Records →
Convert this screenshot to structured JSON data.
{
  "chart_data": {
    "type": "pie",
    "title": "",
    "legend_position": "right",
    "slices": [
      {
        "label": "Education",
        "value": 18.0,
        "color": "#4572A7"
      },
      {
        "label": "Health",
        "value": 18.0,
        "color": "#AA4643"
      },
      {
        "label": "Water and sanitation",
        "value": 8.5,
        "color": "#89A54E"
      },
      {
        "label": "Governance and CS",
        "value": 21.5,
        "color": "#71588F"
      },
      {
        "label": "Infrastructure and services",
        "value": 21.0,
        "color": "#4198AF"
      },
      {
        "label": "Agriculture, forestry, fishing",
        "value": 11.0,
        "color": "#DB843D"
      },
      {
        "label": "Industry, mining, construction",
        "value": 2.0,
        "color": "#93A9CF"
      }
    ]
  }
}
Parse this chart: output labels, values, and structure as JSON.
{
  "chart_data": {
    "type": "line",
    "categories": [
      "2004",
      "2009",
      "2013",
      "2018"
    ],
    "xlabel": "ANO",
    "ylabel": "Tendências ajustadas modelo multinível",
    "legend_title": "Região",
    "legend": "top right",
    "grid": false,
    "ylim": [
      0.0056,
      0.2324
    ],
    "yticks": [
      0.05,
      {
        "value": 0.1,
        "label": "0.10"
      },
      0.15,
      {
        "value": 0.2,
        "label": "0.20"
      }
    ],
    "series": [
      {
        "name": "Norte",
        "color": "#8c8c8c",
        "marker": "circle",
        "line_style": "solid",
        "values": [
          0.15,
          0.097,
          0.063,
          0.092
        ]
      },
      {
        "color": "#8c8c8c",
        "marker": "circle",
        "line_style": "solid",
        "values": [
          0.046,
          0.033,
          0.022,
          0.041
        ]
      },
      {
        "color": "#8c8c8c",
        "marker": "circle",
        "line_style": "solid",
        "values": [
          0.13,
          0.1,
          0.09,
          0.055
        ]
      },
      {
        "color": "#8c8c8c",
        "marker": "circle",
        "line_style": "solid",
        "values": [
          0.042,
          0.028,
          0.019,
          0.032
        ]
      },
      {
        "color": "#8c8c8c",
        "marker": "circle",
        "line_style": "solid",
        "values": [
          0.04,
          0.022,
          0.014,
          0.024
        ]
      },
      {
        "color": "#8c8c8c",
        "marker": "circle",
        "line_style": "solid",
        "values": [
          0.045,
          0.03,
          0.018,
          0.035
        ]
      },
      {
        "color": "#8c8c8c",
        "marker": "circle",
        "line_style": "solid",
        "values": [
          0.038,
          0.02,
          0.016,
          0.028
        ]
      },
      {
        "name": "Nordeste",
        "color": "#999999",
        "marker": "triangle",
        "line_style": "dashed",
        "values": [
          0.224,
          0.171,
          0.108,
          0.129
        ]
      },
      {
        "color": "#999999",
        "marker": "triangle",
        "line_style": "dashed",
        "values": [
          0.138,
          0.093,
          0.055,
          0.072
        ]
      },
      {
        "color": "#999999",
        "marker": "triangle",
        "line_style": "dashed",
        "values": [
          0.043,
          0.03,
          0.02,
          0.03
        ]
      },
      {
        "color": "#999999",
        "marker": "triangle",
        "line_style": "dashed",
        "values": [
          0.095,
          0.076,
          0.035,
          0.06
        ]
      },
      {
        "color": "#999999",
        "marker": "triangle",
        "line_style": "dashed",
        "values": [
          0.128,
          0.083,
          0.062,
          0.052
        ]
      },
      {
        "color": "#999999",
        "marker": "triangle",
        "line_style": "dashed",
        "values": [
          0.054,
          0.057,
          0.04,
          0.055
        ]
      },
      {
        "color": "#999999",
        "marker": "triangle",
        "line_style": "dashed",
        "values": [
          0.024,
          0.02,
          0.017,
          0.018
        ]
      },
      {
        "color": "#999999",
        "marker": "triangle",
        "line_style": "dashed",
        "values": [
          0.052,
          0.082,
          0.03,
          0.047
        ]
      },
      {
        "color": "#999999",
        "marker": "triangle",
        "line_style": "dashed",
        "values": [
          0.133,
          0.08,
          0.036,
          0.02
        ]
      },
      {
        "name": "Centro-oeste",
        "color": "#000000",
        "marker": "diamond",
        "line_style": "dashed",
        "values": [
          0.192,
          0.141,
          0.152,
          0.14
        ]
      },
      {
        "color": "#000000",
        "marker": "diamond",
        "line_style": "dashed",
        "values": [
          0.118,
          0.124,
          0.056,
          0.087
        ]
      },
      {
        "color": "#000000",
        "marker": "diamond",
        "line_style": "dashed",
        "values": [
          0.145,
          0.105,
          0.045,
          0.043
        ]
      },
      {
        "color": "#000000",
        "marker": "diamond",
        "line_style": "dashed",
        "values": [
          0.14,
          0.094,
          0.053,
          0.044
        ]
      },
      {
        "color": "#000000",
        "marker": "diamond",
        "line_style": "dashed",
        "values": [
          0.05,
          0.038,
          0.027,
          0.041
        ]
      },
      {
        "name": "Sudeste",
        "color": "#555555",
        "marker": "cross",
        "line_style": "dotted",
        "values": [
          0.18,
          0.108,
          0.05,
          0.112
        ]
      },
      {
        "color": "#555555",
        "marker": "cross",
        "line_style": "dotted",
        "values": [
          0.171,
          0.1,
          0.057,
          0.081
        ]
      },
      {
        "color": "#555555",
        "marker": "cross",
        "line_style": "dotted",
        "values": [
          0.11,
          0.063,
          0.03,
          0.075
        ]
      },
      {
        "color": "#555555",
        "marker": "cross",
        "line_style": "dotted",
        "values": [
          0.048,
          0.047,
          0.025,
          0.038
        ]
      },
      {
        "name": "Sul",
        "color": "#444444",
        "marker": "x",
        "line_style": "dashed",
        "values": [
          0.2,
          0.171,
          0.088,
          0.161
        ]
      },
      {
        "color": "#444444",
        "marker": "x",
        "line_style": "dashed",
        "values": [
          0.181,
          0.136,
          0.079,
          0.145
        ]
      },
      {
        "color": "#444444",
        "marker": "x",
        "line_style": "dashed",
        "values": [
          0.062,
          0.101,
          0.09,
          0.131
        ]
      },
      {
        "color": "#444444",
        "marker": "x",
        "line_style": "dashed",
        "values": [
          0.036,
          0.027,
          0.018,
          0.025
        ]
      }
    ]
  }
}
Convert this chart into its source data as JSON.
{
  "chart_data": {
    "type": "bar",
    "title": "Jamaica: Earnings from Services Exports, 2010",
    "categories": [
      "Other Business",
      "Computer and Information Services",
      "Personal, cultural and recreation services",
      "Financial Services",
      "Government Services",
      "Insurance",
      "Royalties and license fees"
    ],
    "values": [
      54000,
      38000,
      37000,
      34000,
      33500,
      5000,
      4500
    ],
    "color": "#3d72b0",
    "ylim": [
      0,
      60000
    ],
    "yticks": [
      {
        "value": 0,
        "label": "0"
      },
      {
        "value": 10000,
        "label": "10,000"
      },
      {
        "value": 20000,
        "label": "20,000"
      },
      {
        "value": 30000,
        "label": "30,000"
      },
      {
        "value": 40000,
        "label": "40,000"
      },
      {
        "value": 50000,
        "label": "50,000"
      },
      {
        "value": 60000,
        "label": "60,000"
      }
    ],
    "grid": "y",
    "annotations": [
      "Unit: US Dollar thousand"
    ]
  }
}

What to do →
Write out every entry again, keeping each line exactly the same.

Task output →
Convert this screenshot to structured JSON data.
{
  "chart_data": {
    "type": "pie",
    "title": "",
    "legend_position": "right",
    "slices": [
      {
        "label": "Education",
        "value": 18.0,
        "color": "#4572A7"
      },
      {
        "label": "Health",
        "value": 18.0,
        "color": "#AA4643"
      },
      {
        "label": "Water and sanitation",
        "value": 8.5,
        "color": "#89A54E"
      },
      {
        "label": "Governance and CS",
        "value": 21.5,
        "color": "#71588F"
      },
      {
        "label": "Infrastructure and services",
        "value": 21.0,
        "color": "#4198AF"
      },
      {
        "label": "Agriculture, forestry, fishing",
        "value": 11.0,
        "color": "#DB843D"
      },
      {
        "label": "Industry, mining, construction",
        "value": 2.0,
        "color": "#93A9CF"
      }
    ]
  }
}
Parse this chart: output labels, values, and structure as JSON.
{
  "chart_data": {
    "type": "line",
    "categories": [
      "2004",
      "2009",
      "2013",
      "2018"
    ],
    "xlabel": "ANO",
    "ylabel": "Tendências ajustadas modelo multinível",
    "legend_title": "Região",
    "legend": "top right",
    "grid": false,
    "ylim": [
      0.0056,
      0.2324
    ],
    "yticks": [
      0.05,
      {
        "value": 0.1,
        "label": "0.10"
      },
      0.15,
      {
        "value": 0.2,
        "label": "0.20"
      }
    ],
    "series": [
      {
        "name": "Norte",
        "color": "#8c8c8c",
        "marker": "circle",
        "line_style": "solid",
        "values": [
          0.15,
          0.097,
          0.063,
          0.092
        ]
      },
      {
        "color": "#8c8c8c",
        "marker": "circle",
        "line_style": "solid",
        "values": [
          0.046,
          0.033,
          0.022,
          0.041
        ]
      },
      {
        "color": "#8c8c8c",
        "marker": "circle",
        "line_style": "solid",
        "values": [
          0.13,
          0.1,
          0.09,
          0.055
        ]
      },
      {
        "color": "#8c8c8c",
        "marker": "circle",
        "line_style": "solid",
        "values": [
          0.042,
          0.028,
          0.019,
          0.032
        ]
      },
      {
        "color": "#8c8c8c",
        "marker": "circle",
        "line_style": "solid",
        "values": [
          0.04,
          0.022,
          0.014,
          0.024
        ]
      },
      {
        "color": "#8c8c8c",
        "marker": "circle",
        "line_style": "solid",
        "values": [
          0.045,
          0.03,
          0.018,
          0.035
        ]
      },
      {
        "color": "#8c8c8c",
        "marker": "circle",
        "line_style": "solid",
        "values": [
          0.038,
          0.02,
          0.016,
          0.028
        ]
      },
      {
        "name": "Nordeste",
        "color": "#999999",
        "marker": "triangle",
        "line_style": "dashed",
        "values": [
          0.224,
          0.171,
          0.108,
          0.129
        ]
      },
      {
        "color": "#999999",
        "marker": "triangle",
        "line_style": "dashed",
        "values": [
          0.138,
          0.093,
          0.055,
          0.072
        ]
      },
      {
        "color": "#999999",
        "marker": "triangle",
        "line_style": "dashed",
        "values": [
          0.043,
          0.03,
          0.02,
          0.03
        ]
      },
      {
        "color": "#999999",
        "marker": "triangle",
        "line_style": "dashed",
        "values": [
          0.095,
          0.076,
          0.035,
          0.06
        ]
      },
      {
        "color": "#999999",
        "marker": "triangle",
        "line_style": "dashed",
        "values": [
          0.128,
          0.083,
          0.062,
          0.052
        ]
      },
      {
        "color": "#999999",
        "marker": "triangle",
        "line_style": "dashed",
        "values": [
          0.054,
          0.057,
          0.04,
          0.055
        ]
      },
      {
        "color": "#999999",
        "marker": "triangle",
        "line_style": "dashed",
        "values": [
          0.024,
          0.02,
          0.017,
          0.018
        ]
      },
      {
        "color": "#999999",
        "marker": "triangle",
        "line_style": "dashed",
        "values": [
          0.052,
          0.082,
          0.03,
          0.047
        ]
      },
      {
        "color": "#999999",
        "marker": "triangle",
        "line_style": "dashed",
        "values": [
          0.133,
          0.08,
          0.036,
          0.02
        ]
      },
      {
        "name": "Centro-oeste",
        "color": "#000000",
        "marker": "diamond",
        "line_style": "dashed",
        "values": [
          0.192,
          0.141,
          0.152,
          0.14
        ]
      },
      {
        "color": "#000000",
        "marker": "diamond",
        "line_style": "dashed",
        "values": [
          0.118,
          0.124,
          0.056,
          0.087
        ]
      },
      {
        "color": "#000000",
        "marker": "diamond",
        "line_style": "dashed",
        "values": [
          0.145,
          0.105,
          0.045,
          0.043
        ]
      },
      {
        "color": "#000000",
        "marker": "diamond",
        "line_style": "dashed",
        "values": [
          0.14,
          0.094,
          0.053,
          0.044
        ]
      },
      {
        "color": "#000000",
        "marker": "diamond",
        "line_style": "dashed",
        "values": [
          0.05,
          0.038,
          0.027,
          0.041
        ]
      },
      {
        "name": "Sudeste",
        "color": "#555555",
        "marker": "cross",
        "line_style": "dotted",
        "values": [
          0.18,
          0.108,
          0.05,
          0.112
        ]
      },
      {
        "color": "#555555",
        "marker": "cross",
        "line_style": "dotted",
        "values": [
          0.171,
          0.1,
          0.057,
          0.081
        ]
      },
      {
        "color": "#555555",
        "marker": "cross",
        "line_style": "dotted",
        "values": [
          0.11,
          0.063,
          0.03,
          0.075
        ]
      },
      {
        "color": "#555555",
        "marker": "cross",
        "line_style": "dotted",
        "values": [
          0.048,
          0.047,
          0.025,
          0.038
        ]
      },
      {
        "name": "Sul",
        "color": "#444444",
        "marker": "x",
        "line_style": "dashed",
        "values": [
          0.2,
          0.171,
          0.088,
          0.161
        ]
      },
      {
        "color": "#444444",
        "marker": "x",
        "line_style": "dashed",
        "values": [
          0.181,
          0.136,
          0.079,
          0.145
        ]
      },
      {
        "color": "#444444",
        "marker": "x",
        "line_style": "dashed",
        "values": [
          0.062,
          0.101,
          0.09,
          0.131
        ]
      },
      {
        "color": "#444444",
        "marker": "x",
        "line_style": "dashed",
        "values": [
          0.036,
          0.027,
          0.018,
          0.025
        ]
      }
    ]
  }
}
Convert this chart into its source data as JSON.
{
  "chart_data": {
    "type": "bar",
    "title": "Jamaica: Earnings from Services Exports, 2010",
    "categories": [
      "Other Business",
      "Computer and Information Services",
      "Personal, cultural and recreation services",
      "Financial Services",
      "Government Services",
      "Insurance",
      "Royalties and license fees"
    ],
    "values": [
      54000,
      38000,
      37000,
      34000,
      33500,
      5000,
      4500
    ],
    "color": "#3d72b0",
    "ylim": [
      0,
      60000
    ],
    "yticks": [
      {
        "value": 0,
        "label": "0"
      },
      {
        "value": 10000,
        "label": "10,000"
      },
      {
        "value": 20000,
        "label": "20,000"
      },
      {
        "value": 30000,
        "label": "30,000"
      },
      {
        "value": 40000,
        "label": "40,000"
      },
      {
        "value": 50000,
        "label": "50,000"
      },
      {
        "value": 60000,
        "label": "60,000"
      }
    ],
    "grid": "y",
    "annotations": [
      "Unit: US Dollar thousand"
    ]
  }
}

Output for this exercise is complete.